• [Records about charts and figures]

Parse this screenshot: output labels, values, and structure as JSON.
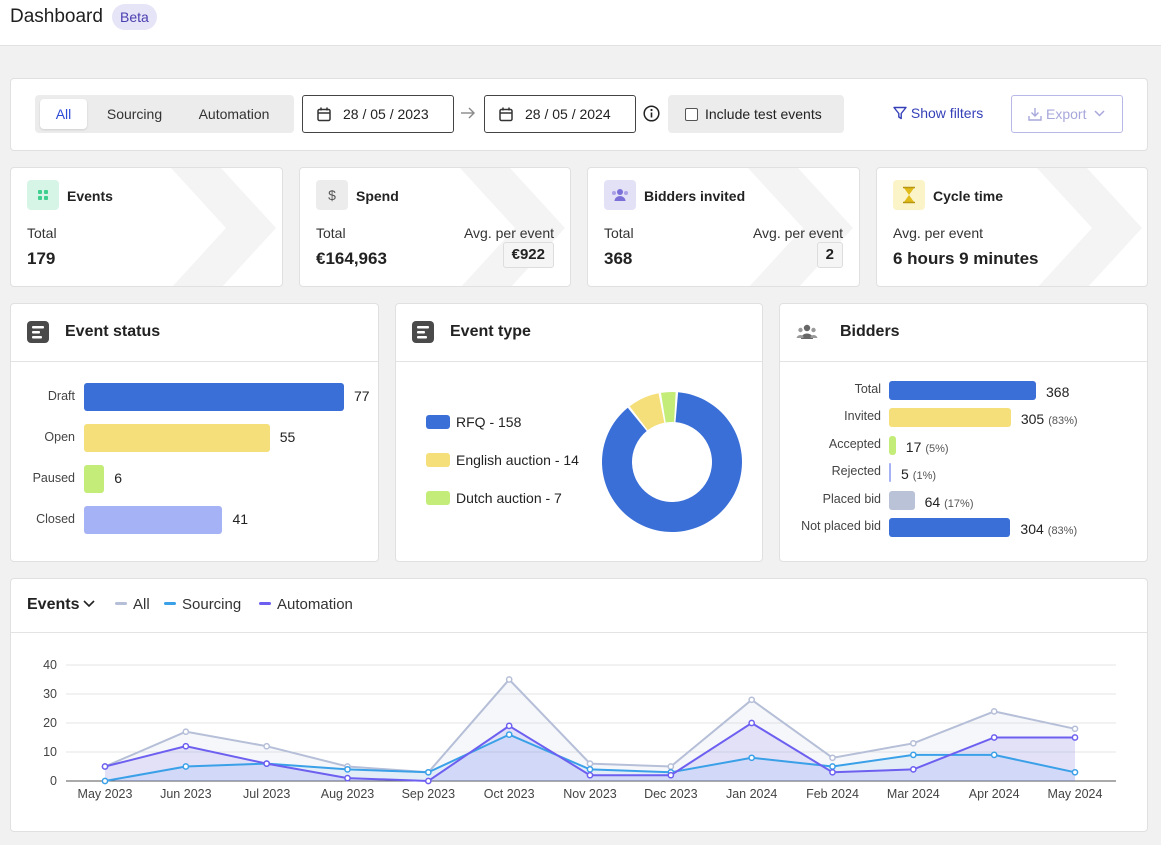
{
  "header": {
    "title": "Dashboard",
    "badge": "Beta"
  },
  "filters": {
    "tabs": [
      {
        "label": "All",
        "active": true
      },
      {
        "label": "Sourcing"
      },
      {
        "label": "Automation"
      }
    ],
    "date_from": "28 / 05 / 2023",
    "date_to": "28 / 05 / 2024",
    "include_test_events": "Include test events",
    "show_filters": "Show filters",
    "export": "Export"
  },
  "stats": {
    "events": {
      "title": "Events",
      "k1": "Total",
      "v1": "179",
      "icon": "grid-icon",
      "color": "#d6f5e6"
    },
    "spend": {
      "title": "Spend",
      "k1": "Total",
      "v1": "€164,963",
      "k2": "Avg. per event",
      "v2": "€922",
      "icon": "dollar-icon",
      "color": "#ececec"
    },
    "bidders": {
      "title": "Bidders invited",
      "k1": "Total",
      "v1": "368",
      "k2": "Avg. per event",
      "v2": "2",
      "icon": "people-icon",
      "color": "#e3e1f6"
    },
    "cycle": {
      "title": "Cycle time",
      "k1": "Avg. per event",
      "v1": "6 hours 9 minutes",
      "icon": "hourglass-icon",
      "color": "#fbf4c8"
    }
  },
  "event_status": {
    "title": "Event status",
    "rows": [
      {
        "label": "Draft",
        "value": "77",
        "color": "#3b6fd8"
      },
      {
        "label": "Open",
        "value": "55",
        "color": "#f5df7a"
      },
      {
        "label": "Paused",
        "value": "6",
        "color": "#c3ec78"
      },
      {
        "label": "Closed",
        "value": "41",
        "color": "#a6b2f6"
      }
    ]
  },
  "event_type": {
    "title": "Event type",
    "legend": [
      {
        "label": "RFQ - 158",
        "color": "#3b6fd8"
      },
      {
        "label": "English auction - 14",
        "color": "#f5df7a"
      },
      {
        "label": "Dutch auction - 7",
        "color": "#c3ec78"
      }
    ]
  },
  "bidders_panel": {
    "title": "Bidders",
    "rows": [
      {
        "label": "Total",
        "value": "368",
        "pct": "",
        "color": "#3b6fd8"
      },
      {
        "label": "Invited",
        "value": "305",
        "pct": "(83%)",
        "color": "#f5df7a"
      },
      {
        "label": "Accepted",
        "value": "17",
        "pct": "(5%)",
        "color": "#c3ec78"
      },
      {
        "label": "Rejected",
        "value": "5",
        "pct": "(1%)",
        "color": "#a6b2f6"
      },
      {
        "label": "Placed bid",
        "value": "64",
        "pct": "(17%)",
        "color": "#b9c2d6"
      },
      {
        "label": "Not placed bid",
        "value": "304",
        "pct": "(83%)",
        "color": "#3b6fd8"
      }
    ]
  },
  "events_chart": {
    "title": "Events",
    "legend": [
      {
        "name": "All",
        "color": "#b6bfd8"
      },
      {
        "name": "Sourcing",
        "color": "#3aa0e8"
      },
      {
        "name": "Automation",
        "color": "#6d5ff0"
      }
    ]
  },
  "chart_data": [
    {
      "type": "bar",
      "title": "Event status",
      "orientation": "horizontal",
      "categories": [
        "Draft",
        "Open",
        "Paused",
        "Closed"
      ],
      "values": [
        77,
        55,
        6,
        41
      ]
    },
    {
      "type": "pie",
      "title": "Event type",
      "donut": true,
      "categories": [
        "RFQ",
        "English auction",
        "Dutch auction"
      ],
      "values": [
        158,
        14,
        7
      ]
    },
    {
      "type": "bar",
      "title": "Bidders",
      "orientation": "horizontal",
      "categories": [
        "Total",
        "Invited",
        "Accepted",
        "Rejected",
        "Placed bid",
        "Not placed bid"
      ],
      "values": [
        368,
        305,
        17,
        5,
        64,
        304
      ]
    },
    {
      "type": "line",
      "title": "Events",
      "categories": [
        "May 2023",
        "Jun 2023",
        "Jul 2023",
        "Aug 2023",
        "Sep 2023",
        "Oct 2023",
        "Nov 2023",
        "Dec 2023",
        "Jan 2024",
        "Feb 2024",
        "Mar 2024",
        "Apr 2024",
        "May 2024"
      ],
      "series": [
        {
          "name": "All",
          "values": [
            5,
            17,
            12,
            5,
            3,
            35,
            6,
            5,
            28,
            8,
            13,
            24,
            18
          ]
        },
        {
          "name": "Sourcing",
          "values": [
            0,
            5,
            6,
            4,
            3,
            16,
            4,
            3,
            8,
            5,
            9,
            9,
            3
          ]
        },
        {
          "name": "Automation",
          "values": [
            5,
            12,
            6,
            1,
            0,
            19,
            2,
            2,
            20,
            3,
            4,
            15,
            15
          ]
        }
      ],
      "yticks": [
        0,
        10,
        20,
        30,
        40
      ],
      "ylim": [
        0,
        40
      ],
      "grid": true,
      "legend": "top-left"
    }
  ]
}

• [What you are asked to do]
The records above must be echoed exactly, minus their pictures.

• [Exercise result]
Parse this screenshot: output labels, values, and structure as JSON.
{
  "header": {
    "title": "Dashboard",
    "badge": "Beta"
  },
  "filters": {
    "tabs": [
      {
        "label": "All",
        "active": true
      },
      {
        "label": "Sourcing"
      },
      {
        "label": "Automation"
      }
    ],
    "date_from": "28 / 05 / 2023",
    "date_to": "28 / 05 / 2024",
    "include_test_events": "Include test events",
    "show_filters": "Show filters",
    "export": "Export"
  },
  "stats": {
    "events": {
      "title": "Events",
      "k1": "Total",
      "v1": "179",
      "icon": "grid-icon",
      "color": "#d6f5e6"
    },
    "spend": {
      "title": "Spend",
      "k1": "Total",
      "v1": "€164,963",
      "k2": "Avg. per event",
      "v2": "€922",
      "icon": "dollar-icon",
      "color": "#ececec"
    },
    "bidders": {
      "title": "Bidders invited",
      "k1": "Total",
      "v1": "368",
      "k2": "Avg. per event",
      "v2": "2",
      "icon": "people-icon",
      "color": "#e3e1f6"
    },
    "cycle": {
      "title": "Cycle time",
      "k1": "Avg. per event",
      "v1": "6 hours 9 minutes",
      "icon": "hourglass-icon",
      "color": "#fbf4c8"
    }
  },
  "event_status": {
    "title": "Event status",
    "rows": [
      {
        "label": "Draft",
        "value": "77",
        "color": "#3b6fd8"
      },
      {
        "label": "Open",
        "value": "55",
        "color": "#f5df7a"
      },
      {
        "label": "Paused",
        "value": "6",
        "color": "#c3ec78"
      },
      {
        "label": "Closed",
        "value": "41",
        "color": "#a6b2f6"
      }
    ]
  },
  "event_type": {
    "title": "Event type",
    "legend": [
      {
        "label": "RFQ - 158",
        "color": "#3b6fd8"
      },
      {
        "label": "English auction - 14",
        "color": "#f5df7a"
      },
      {
        "label": "Dutch auction - 7",
        "color": "#c3ec78"
      }
    ]
  },
  "bidders_panel": {
    "title": "Bidders",
    "rows": [
      {
        "label": "Total",
        "value": "368",
        "pct": "",
        "color": "#3b6fd8"
      },
      {
        "label": "Invited",
        "value": "305",
        "pct": "(83%)",
        "color": "#f5df7a"
      },
      {
        "label": "Accepted",
        "value": "17",
        "pct": "(5%)",
        "color": "#c3ec78"
      },
      {
        "label": "Rejected",
        "value": "5",
        "pct": "(1%)",
        "color": "#a6b2f6"
      },
      {
        "label": "Placed bid",
        "value": "64",
        "pct": "(17%)",
        "color": "#b9c2d6"
      },
      {
        "label": "Not placed bid",
        "value": "304",
        "pct": "(83%)",
        "color": "#3b6fd8"
      }
    ]
  },
  "events_chart": {
    "title": "Events",
    "legend": [
      {
        "name": "All",
        "color": "#b6bfd8"
      },
      {
        "name": "Sourcing",
        "color": "#3aa0e8"
      },
      {
        "name": "Automation",
        "color": "#6d5ff0"
      }
    ]
  },
  "chart_data": [
    {
      "type": "bar",
      "title": "Event status",
      "orientation": "horizontal",
      "categories": [
        "Draft",
        "Open",
        "Paused",
        "Closed"
      ],
      "values": [
        77,
        55,
        6,
        41
      ]
    },
    {
      "type": "pie",
      "title": "Event type",
      "donut": true,
      "categories": [
        "RFQ",
        "English auction",
        "Dutch auction"
      ],
      "values": [
        158,
        14,
        7
      ]
    },
    {
      "type": "bar",
      "title": "Bidders",
      "orientation": "horizontal",
      "categories": [
        "Total",
        "Invited",
        "Accepted",
        "Rejected",
        "Placed bid",
        "Not placed bid"
      ],
      "values": [
        368,
        305,
        17,
        5,
        64,
        304
      ]
    },
    {
      "type": "line",
      "title": "Events",
      "categories": [
        "May 2023",
        "Jun 2023",
        "Jul 2023",
        "Aug 2023",
        "Sep 2023",
        "Oct 2023",
        "Nov 2023",
        "Dec 2023",
        "Jan 2024",
        "Feb 2024",
        "Mar 2024",
        "Apr 2024",
        "May 2024"
      ],
      "series": [
        {
          "name": "All",
          "values": [
            5,
            17,
            12,
            5,
            3,
            35,
            6,
            5,
            28,
            8,
            13,
            24,
            18
          ]
        },
        {
          "name": "Sourcing",
          "values": [
            0,
            5,
            6,
            4,
            3,
            16,
            4,
            3,
            8,
            5,
            9,
            9,
            3
          ]
        },
        {
          "name": "Automation",
          "values": [
            5,
            12,
            6,
            1,
            0,
            19,
            2,
            2,
            20,
            3,
            4,
            15,
            15
          ]
        }
      ],
      "yticks": [
        0,
        10,
        20,
        30,
        40
      ],
      "ylim": [
        0,
        40
      ],
      "grid": true,
      "legend": "top-left"
    }
  ]
}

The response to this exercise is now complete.